TASK OBJECTIVE: How many lines in this material include the string "planı"? Answer with the number and nothing further.

(Dataset items)
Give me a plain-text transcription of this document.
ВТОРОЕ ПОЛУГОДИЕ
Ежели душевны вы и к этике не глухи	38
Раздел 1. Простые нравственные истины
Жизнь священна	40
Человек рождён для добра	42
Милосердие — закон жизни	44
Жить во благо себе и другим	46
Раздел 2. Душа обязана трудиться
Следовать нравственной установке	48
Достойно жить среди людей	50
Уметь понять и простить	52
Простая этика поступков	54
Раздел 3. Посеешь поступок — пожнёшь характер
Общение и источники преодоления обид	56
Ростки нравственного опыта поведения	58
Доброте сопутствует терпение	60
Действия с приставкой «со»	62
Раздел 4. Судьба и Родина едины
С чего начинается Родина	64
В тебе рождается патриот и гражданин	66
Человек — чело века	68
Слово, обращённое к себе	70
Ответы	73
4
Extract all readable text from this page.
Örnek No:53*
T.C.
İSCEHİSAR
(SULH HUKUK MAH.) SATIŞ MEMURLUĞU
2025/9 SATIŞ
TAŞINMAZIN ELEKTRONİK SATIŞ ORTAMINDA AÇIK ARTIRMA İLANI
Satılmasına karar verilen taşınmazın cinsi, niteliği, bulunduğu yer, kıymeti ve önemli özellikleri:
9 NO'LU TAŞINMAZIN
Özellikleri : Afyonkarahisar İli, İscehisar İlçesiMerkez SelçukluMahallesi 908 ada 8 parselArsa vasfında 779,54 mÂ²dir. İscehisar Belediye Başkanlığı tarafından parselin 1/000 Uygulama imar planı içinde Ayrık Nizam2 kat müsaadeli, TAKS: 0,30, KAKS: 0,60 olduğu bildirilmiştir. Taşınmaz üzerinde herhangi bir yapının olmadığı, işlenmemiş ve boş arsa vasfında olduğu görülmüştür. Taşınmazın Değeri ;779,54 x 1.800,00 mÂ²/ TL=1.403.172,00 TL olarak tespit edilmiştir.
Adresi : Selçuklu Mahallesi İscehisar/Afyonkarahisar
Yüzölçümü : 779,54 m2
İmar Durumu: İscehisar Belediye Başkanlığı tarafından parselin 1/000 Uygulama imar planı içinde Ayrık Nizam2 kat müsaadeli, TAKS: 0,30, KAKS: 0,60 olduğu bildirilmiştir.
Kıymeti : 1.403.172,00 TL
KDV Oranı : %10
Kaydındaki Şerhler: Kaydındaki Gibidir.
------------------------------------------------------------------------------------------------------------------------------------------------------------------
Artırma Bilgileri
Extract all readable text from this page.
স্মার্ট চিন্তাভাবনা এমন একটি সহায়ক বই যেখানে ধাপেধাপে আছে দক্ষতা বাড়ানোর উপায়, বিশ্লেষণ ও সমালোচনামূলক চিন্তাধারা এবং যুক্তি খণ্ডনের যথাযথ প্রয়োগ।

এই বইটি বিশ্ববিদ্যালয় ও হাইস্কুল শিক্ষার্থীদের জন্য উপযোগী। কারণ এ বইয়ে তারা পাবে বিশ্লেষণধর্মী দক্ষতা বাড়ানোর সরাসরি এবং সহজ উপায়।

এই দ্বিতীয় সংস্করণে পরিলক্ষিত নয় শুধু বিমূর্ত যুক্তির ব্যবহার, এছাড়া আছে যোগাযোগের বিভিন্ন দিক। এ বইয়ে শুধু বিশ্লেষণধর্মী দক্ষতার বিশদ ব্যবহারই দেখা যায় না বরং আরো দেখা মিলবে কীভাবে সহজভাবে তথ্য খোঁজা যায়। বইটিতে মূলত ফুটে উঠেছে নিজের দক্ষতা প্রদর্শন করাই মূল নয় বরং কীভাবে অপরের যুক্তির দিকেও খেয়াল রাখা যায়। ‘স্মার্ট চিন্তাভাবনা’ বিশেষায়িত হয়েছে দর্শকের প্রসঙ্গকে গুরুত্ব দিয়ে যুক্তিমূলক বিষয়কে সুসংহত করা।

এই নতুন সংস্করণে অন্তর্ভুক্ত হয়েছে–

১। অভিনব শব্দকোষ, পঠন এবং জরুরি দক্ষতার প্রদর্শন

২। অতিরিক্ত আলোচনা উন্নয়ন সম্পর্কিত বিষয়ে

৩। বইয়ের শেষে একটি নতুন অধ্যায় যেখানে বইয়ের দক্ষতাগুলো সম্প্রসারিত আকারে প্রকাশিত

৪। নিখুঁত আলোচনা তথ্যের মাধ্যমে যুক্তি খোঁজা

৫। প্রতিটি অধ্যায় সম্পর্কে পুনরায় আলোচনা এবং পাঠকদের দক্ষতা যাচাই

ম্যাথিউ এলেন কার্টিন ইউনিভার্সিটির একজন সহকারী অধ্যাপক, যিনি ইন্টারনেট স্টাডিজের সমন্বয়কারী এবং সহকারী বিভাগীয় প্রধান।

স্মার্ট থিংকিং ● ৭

EXPECTED ANSWER: 2